Task prompt: Pictures in the data below are not part of the copy; transcribe everything else exactly.

Exercise data:

· · · ·

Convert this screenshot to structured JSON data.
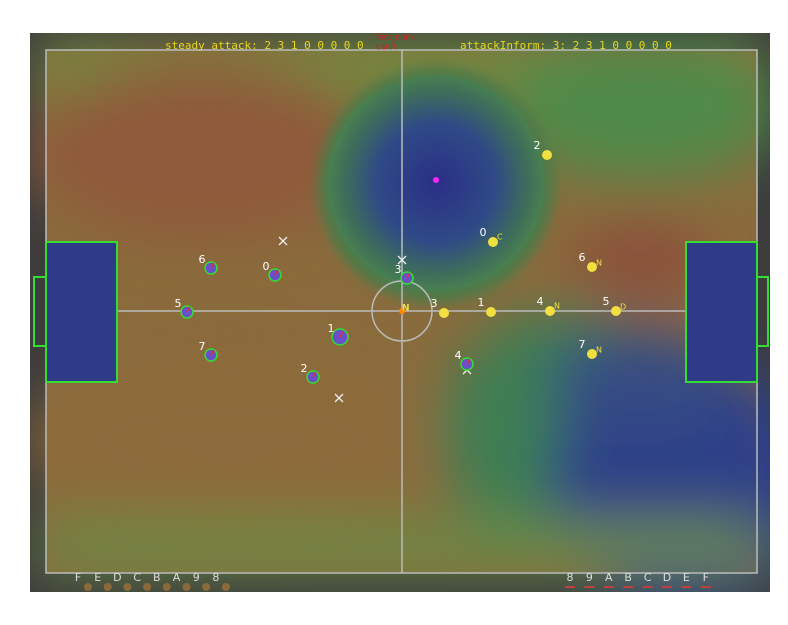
{
  "header": {
    "left_status": "steady attack: 2 3 1 0 0 0 0 0",
    "right_status": "attackInform: 3: 2 3 1 0 0 0 0 0",
    "debug_top": "fect_num",
    "debug_bottom": "canR"
  },
  "blue_team": [
    "6",
    "0",
    "5",
    "1",
    "7",
    "2",
    "3",
    "4"
  ],
  "yellow_team": [
    "2",
    "0",
    "6",
    "3",
    "1",
    "4",
    "5",
    "7"
  ],
  "yellow_tags": [
    "C",
    "N",
    "N",
    "D",
    "N"
  ],
  "ball_tag": "N",
  "left_bench": [
    "F",
    "E",
    "D",
    "C",
    "B",
    "A",
    "9",
    "8"
  ],
  "right_bench": [
    "8",
    "9",
    "A",
    "B",
    "C",
    "D",
    "E",
    "F"
  ]
}
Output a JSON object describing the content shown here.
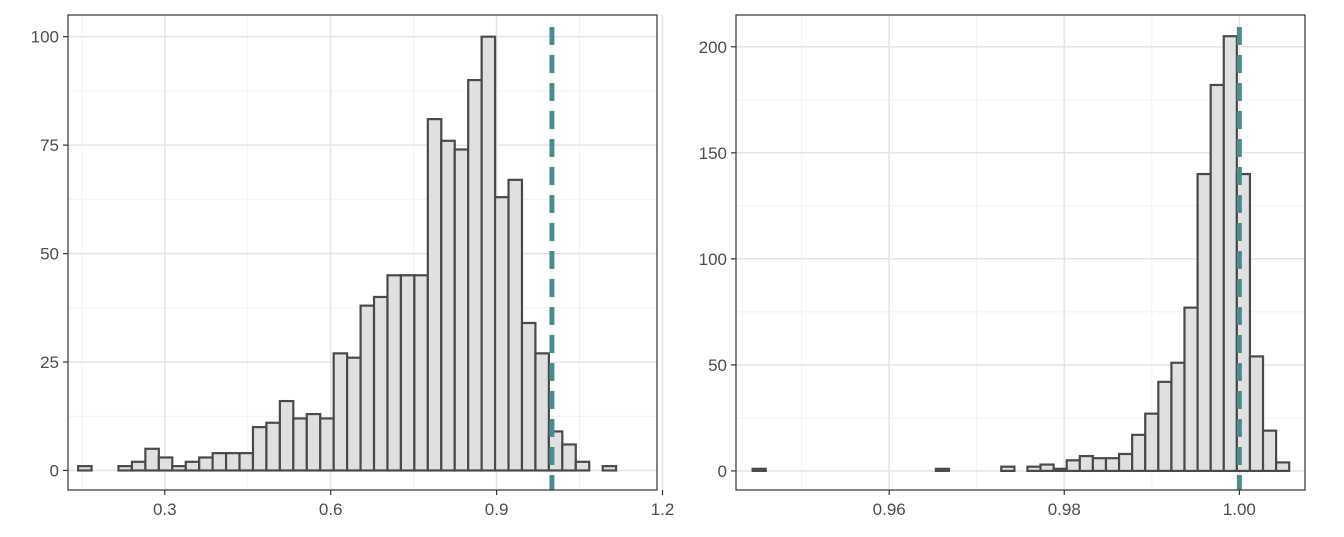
{
  "colors": {
    "bar_fill": "#e0e0e0",
    "bar_outline": "#4a4a4a",
    "reference_line": "#4c8c8e",
    "panel_background": "#ffffff",
    "grid": "#e6e6e6"
  },
  "chart_data": [
    {
      "type": "bar",
      "subtype": "histogram",
      "title": "",
      "xlabel": "",
      "ylabel": "",
      "xlim": [
        0.125,
        1.19
      ],
      "ylim": [
        -4.5,
        105
      ],
      "x_ticks": [
        0.3,
        0.6,
        0.9,
        1.2
      ],
      "x_tick_labels": [
        "0.3",
        "0.6",
        "0.9",
        "1.2"
      ],
      "x_minor_ticks": [
        0.15,
        0.45,
        0.75,
        1.05
      ],
      "y_ticks": [
        0,
        25,
        50,
        75,
        100
      ],
      "y_tick_labels": [
        "0",
        "25",
        "50",
        "75",
        "100"
      ],
      "y_minor_ticks": [
        12.5,
        37.5,
        62.5,
        87.5
      ],
      "bin_start": 0.1433,
      "bin_width": 0.02432,
      "counts": [
        1,
        0,
        0,
        1,
        2,
        5,
        3,
        1,
        2,
        3,
        4,
        4,
        4,
        10,
        11,
        16,
        12,
        13,
        12,
        27,
        26,
        38,
        40,
        45,
        45,
        45,
        81,
        76,
        74,
        90,
        100,
        63,
        67,
        34,
        27,
        9,
        6,
        2,
        0,
        1
      ],
      "reference_line": {
        "x": 1.0,
        "style": "dashed"
      },
      "grid": true,
      "legend": "none"
    },
    {
      "type": "bar",
      "subtype": "histogram",
      "title": "",
      "xlabel": "",
      "ylabel": "",
      "xlim": [
        0.9425,
        1.0075
      ],
      "ylim": [
        -9,
        215
      ],
      "x_ticks": [
        0.96,
        0.98,
        1.0
      ],
      "x_tick_labels": [
        "0.96",
        "0.98",
        "1.00"
      ],
      "x_minor_ticks": [
        0.95,
        0.97,
        0.99
      ],
      "y_ticks": [
        0,
        50,
        100,
        150,
        200
      ],
      "y_tick_labels": [
        "0",
        "50",
        "100",
        "150",
        "200"
      ],
      "y_minor_ticks": [
        25,
        75,
        125,
        175
      ],
      "bin_start": 0.9444,
      "bin_width": 0.001495,
      "counts": [
        1,
        0,
        0,
        0,
        0,
        0,
        0,
        0,
        0,
        0,
        0,
        0,
        0,
        0,
        1,
        0,
        0,
        0,
        0,
        2,
        0,
        2,
        3,
        1,
        5,
        7,
        6,
        6,
        8,
        17,
        27,
        42,
        51,
        77,
        140,
        182,
        205,
        140,
        54,
        19,
        4
      ],
      "reference_line": {
        "x": 1.0,
        "style": "dashed"
      },
      "grid": true,
      "legend": "none"
    }
  ]
}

· · · ·

Solution for this exercise:
Convert this screenshot to structured JSON data.
{
  "header": {
    "left_status": "steady attack: 2 3 1 0 0 0 0 0",
    "right_status": "attackInform: 3: 2 3 1 0 0 0 0 0",
    "debug_top": "fect_num",
    "debug_bottom": "canR"
  },
  "blue_team": [
    "6",
    "0",
    "5",
    "1",
    "7",
    "2",
    "3",
    "4"
  ],
  "yellow_team": [
    "2",
    "0",
    "6",
    "3",
    "1",
    "4",
    "5",
    "7"
  ],
  "yellow_tags": [
    "C",
    "N",
    "N",
    "D",
    "N"
  ],
  "ball_tag": "N",
  "left_bench": [
    "F",
    "E",
    "D",
    "C",
    "B",
    "A",
    "9",
    "8"
  ],
  "right_bench": [
    "8",
    "9",
    "A",
    "B",
    "C",
    "D",
    "E",
    "F"
  ]
}
Output a JSON object describing the content shown here.
{
  "colors": {
    "bar_fill": "#e0e0e0",
    "bar_outline": "#4a4a4a",
    "reference_line": "#4c8c8e",
    "panel_background": "#ffffff",
    "grid": "#e6e6e6"
  },
  "chart_data": [
    {
      "type": "bar",
      "subtype": "histogram",
      "title": "",
      "xlabel": "",
      "ylabel": "",
      "xlim": [
        0.125,
        1.19
      ],
      "ylim": [
        -4.5,
        105
      ],
      "x_ticks": [
        0.3,
        0.6,
        0.9,
        1.2
      ],
      "x_tick_labels": [
        "0.3",
        "0.6",
        "0.9",
        "1.2"
      ],
      "x_minor_ticks": [
        0.15,
        0.45,
        0.75,
        1.05
      ],
      "y_ticks": [
        0,
        25,
        50,
        75,
        100
      ],
      "y_tick_labels": [
        "0",
        "25",
        "50",
        "75",
        "100"
      ],
      "y_minor_ticks": [
        12.5,
        37.5,
        62.5,
        87.5
      ],
      "bin_start": 0.1433,
      "bin_width": 0.02432,
      "counts": [
        1,
        0,
        0,
        1,
        2,
        5,
        3,
        1,
        2,
        3,
        4,
        4,
        4,
        10,
        11,
        16,
        12,
        13,
        12,
        27,
        26,
        38,
        40,
        45,
        45,
        45,
        81,
        76,
        74,
        90,
        100,
        63,
        67,
        34,
        27,
        9,
        6,
        2,
        0,
        1
      ],
      "reference_line": {
        "x": 1.0,
        "style": "dashed"
      },
      "grid": true,
      "legend": "none"
    },
    {
      "type": "bar",
      "subtype": "histogram",
      "title": "",
      "xlabel": "",
      "ylabel": "",
      "xlim": [
        0.9425,
        1.0075
      ],
      "ylim": [
        -9,
        215
      ],
      "x_ticks": [
        0.96,
        0.98,
        1.0
      ],
      "x_tick_labels": [
        "0.96",
        "0.98",
        "1.00"
      ],
      "x_minor_ticks": [
        0.95,
        0.97,
        0.99
      ],
      "y_ticks": [
        0,
        50,
        100,
        150,
        200
      ],
      "y_tick_labels": [
        "0",
        "50",
        "100",
        "150",
        "200"
      ],
      "y_minor_ticks": [
        25,
        75,
        125,
        175
      ],
      "bin_start": 0.9444,
      "bin_width": 0.001495,
      "counts": [
        1,
        0,
        0,
        0,
        0,
        0,
        0,
        0,
        0,
        0,
        0,
        0,
        0,
        0,
        1,
        0,
        0,
        0,
        0,
        2,
        0,
        2,
        3,
        1,
        5,
        7,
        6,
        6,
        8,
        17,
        27,
        42,
        51,
        77,
        140,
        182,
        205,
        140,
        54,
        19,
        4
      ],
      "reference_line": {
        "x": 1.0,
        "style": "dashed"
      },
      "grid": true,
      "legend": "none"
    }
  ]
}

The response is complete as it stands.